***** MATERIAL SHOWN

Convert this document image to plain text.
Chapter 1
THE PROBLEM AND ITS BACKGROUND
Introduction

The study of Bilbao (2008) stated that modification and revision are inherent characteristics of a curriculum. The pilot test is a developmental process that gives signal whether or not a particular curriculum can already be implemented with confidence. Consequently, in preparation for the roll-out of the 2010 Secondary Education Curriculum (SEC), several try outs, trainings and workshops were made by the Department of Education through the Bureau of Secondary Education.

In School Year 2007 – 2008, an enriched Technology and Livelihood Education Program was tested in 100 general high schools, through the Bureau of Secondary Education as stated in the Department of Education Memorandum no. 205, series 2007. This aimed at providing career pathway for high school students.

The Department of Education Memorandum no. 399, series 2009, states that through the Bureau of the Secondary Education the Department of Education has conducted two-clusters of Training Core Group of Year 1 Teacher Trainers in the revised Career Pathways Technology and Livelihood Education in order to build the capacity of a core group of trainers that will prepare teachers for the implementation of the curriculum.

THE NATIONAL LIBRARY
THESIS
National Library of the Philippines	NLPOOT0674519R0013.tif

**********

**TASK BRIEF**
Return the entries above exactly, each one complete.

**RESPONSE TO THE EXERCISE**
Convert this document image to plain text.
Chapter 1
THE PROBLEM AND ITS BACKGROUND
Introduction

The study of Bilbao (2008) stated that modification and revision are inherent characteristics of a curriculum. The pilot test is a developmental process that gives signal whether or not a particular curriculum can already be implemented with confidence. Consequently, in preparation for the roll-out of the 2010 Secondary Education Curriculum (SEC), several try outs, trainings and workshops were made by the Department of Education through the Bureau of Secondary Education.

In School Year 2007 – 2008, an enriched Technology and Livelihood Education Program was tested in 100 general high schools, through the Bureau of Secondary Education as stated in the Department of Education Memorandum no. 205, series 2007. This aimed at providing career pathway for high school students.

The Department of Education Memorandum no. 399, series 2009, states that through the Bureau of the Secondary Education the Department of Education has conducted two-clusters of Training Core Group of Year 1 Teacher Trainers in the revised Career Pathways Technology and Livelihood Education in order to build the capacity of a core group of trainers that will prepare teachers for the implementation of the curriculum.

THE NATIONAL LIBRARY
THESIS
National Library of the Philippines	NLPOOT0674519R0013.tif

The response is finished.